**Short problem:** Pick out all lines of the entries that include the word "Ying" and copy them.

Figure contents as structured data
* * * * * * * * *
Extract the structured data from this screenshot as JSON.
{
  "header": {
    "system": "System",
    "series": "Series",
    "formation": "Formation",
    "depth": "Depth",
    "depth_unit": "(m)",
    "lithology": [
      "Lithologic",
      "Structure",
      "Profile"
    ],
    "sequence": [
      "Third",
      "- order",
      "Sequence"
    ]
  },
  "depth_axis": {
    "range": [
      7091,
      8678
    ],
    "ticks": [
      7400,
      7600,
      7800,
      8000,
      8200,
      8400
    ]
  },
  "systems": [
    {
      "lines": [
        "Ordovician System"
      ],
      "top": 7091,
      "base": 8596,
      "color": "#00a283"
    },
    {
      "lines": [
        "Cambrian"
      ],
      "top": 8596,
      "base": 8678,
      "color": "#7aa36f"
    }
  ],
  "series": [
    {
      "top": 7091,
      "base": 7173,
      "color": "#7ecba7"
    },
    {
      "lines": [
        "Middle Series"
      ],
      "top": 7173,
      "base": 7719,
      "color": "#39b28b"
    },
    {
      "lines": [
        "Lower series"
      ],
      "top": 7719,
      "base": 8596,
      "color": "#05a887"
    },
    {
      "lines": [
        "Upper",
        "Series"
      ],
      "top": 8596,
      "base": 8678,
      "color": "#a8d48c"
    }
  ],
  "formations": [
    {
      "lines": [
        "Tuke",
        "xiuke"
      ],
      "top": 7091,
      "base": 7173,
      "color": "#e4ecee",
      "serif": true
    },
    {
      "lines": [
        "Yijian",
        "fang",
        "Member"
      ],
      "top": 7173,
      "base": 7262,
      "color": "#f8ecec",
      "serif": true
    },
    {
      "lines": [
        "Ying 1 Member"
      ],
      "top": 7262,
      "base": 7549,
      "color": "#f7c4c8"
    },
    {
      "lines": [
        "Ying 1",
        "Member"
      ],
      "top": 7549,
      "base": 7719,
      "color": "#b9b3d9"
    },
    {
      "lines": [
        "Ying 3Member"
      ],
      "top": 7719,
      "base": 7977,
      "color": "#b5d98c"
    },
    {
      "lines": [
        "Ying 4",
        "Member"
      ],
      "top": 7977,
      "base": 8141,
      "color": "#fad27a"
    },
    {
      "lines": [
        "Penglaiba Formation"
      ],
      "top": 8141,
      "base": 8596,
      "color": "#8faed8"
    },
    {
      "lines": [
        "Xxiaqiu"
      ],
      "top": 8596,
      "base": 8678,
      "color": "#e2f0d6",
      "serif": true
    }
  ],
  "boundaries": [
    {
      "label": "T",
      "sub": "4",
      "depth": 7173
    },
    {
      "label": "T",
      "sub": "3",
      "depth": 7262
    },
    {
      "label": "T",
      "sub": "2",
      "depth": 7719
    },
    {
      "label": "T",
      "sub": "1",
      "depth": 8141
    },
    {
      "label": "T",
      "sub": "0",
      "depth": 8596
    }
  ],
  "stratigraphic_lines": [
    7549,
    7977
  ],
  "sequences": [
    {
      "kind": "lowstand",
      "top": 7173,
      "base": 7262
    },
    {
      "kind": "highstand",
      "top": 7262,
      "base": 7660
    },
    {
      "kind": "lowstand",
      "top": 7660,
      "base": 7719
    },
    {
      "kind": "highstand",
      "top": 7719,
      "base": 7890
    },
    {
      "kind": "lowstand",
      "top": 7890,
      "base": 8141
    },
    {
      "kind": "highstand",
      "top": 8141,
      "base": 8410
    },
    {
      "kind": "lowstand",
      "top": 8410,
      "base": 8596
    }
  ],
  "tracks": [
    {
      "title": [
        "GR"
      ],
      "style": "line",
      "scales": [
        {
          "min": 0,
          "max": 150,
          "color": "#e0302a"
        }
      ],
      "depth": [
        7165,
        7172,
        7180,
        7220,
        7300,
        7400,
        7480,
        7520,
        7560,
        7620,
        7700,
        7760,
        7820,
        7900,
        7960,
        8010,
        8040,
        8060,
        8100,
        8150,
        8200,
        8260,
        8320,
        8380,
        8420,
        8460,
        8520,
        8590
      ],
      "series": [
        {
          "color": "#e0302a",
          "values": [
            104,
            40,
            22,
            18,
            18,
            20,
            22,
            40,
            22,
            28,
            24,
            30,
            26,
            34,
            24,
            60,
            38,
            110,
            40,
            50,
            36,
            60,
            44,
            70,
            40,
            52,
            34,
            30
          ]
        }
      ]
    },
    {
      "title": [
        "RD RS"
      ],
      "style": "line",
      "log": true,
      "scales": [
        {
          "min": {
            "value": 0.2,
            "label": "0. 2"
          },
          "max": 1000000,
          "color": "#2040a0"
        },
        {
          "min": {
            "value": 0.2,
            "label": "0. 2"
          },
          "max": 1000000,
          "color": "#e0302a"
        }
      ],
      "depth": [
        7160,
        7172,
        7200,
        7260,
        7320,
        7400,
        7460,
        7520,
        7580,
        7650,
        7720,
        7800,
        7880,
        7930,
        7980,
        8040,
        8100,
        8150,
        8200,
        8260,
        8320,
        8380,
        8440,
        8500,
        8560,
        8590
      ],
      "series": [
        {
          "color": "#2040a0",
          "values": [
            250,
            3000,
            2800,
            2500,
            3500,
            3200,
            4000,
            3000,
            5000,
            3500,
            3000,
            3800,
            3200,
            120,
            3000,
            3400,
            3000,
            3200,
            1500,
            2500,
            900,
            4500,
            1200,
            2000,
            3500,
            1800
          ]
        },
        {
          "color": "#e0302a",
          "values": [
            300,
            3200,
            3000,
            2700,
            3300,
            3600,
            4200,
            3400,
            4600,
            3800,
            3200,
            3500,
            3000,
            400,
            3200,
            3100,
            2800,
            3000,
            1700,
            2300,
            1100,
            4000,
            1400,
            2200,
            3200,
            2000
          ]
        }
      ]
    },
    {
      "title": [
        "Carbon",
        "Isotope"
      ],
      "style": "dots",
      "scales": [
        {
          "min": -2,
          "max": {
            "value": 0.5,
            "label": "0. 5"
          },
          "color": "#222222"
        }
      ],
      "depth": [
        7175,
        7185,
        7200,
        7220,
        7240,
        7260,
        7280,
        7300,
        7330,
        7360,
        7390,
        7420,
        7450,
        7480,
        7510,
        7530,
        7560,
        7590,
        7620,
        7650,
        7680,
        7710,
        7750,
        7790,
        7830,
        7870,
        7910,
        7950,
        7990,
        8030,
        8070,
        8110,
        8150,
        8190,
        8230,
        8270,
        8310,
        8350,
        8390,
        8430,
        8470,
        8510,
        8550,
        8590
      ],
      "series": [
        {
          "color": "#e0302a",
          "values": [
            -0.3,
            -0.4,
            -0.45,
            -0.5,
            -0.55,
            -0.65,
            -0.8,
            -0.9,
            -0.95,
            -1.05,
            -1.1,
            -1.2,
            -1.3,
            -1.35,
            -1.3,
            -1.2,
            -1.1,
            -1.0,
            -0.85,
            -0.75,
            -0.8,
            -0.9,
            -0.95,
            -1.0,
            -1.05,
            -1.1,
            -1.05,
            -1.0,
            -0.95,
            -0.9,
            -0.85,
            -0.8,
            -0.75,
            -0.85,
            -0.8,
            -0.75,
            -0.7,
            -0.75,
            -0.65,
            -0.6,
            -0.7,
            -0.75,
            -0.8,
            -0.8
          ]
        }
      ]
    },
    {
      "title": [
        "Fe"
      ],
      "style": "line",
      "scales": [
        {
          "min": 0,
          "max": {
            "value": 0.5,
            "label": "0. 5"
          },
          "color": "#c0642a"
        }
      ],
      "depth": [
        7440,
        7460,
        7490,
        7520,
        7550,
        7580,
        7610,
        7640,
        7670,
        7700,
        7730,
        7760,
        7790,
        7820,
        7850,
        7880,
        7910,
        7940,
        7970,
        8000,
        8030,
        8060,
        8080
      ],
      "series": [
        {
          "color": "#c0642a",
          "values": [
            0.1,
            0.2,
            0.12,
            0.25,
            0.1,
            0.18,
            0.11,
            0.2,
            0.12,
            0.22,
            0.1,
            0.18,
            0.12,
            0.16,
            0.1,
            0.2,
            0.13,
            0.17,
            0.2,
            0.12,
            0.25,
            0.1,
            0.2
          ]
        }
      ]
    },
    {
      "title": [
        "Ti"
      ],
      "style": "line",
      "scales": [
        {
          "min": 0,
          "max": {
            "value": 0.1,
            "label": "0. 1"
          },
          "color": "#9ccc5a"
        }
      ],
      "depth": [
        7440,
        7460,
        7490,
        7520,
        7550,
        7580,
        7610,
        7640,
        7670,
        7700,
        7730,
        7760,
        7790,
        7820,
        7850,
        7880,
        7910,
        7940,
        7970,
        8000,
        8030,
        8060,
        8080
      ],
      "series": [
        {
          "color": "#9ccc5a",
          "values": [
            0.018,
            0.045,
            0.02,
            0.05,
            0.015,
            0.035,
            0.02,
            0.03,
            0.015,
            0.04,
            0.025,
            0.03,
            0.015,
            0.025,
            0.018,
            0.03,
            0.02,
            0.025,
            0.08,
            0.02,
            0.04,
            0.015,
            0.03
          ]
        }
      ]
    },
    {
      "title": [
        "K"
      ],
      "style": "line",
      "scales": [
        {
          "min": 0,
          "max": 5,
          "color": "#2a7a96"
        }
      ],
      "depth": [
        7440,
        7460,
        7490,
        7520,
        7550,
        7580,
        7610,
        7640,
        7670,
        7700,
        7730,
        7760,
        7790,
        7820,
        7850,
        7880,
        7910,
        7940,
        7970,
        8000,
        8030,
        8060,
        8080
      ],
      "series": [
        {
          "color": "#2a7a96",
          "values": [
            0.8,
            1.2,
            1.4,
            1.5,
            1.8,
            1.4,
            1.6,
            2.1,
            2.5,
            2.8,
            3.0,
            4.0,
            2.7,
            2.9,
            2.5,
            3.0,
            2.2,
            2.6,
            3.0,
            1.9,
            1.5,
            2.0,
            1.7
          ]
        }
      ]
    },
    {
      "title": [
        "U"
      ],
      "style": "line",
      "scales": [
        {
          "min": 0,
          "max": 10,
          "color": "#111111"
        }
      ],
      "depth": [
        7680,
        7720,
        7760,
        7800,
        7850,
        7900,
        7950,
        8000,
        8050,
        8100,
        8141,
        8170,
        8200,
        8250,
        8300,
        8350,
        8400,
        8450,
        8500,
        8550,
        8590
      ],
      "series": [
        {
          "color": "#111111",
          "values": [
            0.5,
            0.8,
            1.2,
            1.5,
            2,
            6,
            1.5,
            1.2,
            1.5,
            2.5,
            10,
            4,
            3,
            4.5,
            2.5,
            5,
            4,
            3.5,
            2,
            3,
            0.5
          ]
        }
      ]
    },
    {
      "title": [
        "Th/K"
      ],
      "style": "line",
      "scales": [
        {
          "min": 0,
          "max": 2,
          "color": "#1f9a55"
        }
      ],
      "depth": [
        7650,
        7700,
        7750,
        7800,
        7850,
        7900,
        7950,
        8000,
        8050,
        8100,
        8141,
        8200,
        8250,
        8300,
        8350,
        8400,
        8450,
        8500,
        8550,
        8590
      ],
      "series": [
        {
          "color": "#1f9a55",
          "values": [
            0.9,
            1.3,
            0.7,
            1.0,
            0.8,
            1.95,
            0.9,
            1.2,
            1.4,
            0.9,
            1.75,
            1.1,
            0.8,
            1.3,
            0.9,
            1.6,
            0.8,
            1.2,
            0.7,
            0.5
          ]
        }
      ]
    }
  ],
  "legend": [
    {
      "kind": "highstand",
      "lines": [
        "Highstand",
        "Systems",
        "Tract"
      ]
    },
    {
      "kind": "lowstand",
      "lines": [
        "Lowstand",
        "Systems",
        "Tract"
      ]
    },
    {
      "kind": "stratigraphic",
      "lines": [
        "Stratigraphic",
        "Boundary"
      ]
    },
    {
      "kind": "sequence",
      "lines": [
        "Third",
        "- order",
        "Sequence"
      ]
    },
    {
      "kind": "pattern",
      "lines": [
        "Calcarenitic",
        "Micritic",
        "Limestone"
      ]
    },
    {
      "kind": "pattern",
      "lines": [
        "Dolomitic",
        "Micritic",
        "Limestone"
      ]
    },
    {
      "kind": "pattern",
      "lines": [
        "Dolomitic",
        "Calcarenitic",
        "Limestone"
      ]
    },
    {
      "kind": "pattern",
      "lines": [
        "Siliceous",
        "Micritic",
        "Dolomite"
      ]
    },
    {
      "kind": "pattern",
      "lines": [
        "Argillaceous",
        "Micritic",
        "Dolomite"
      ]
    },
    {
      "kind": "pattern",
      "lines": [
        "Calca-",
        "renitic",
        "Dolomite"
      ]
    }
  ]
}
* * * * * * * * *
**Reply:**
        "Ying 1 Member"
        "Ying 1",
        "Ying 3Member"
        "Ying 4",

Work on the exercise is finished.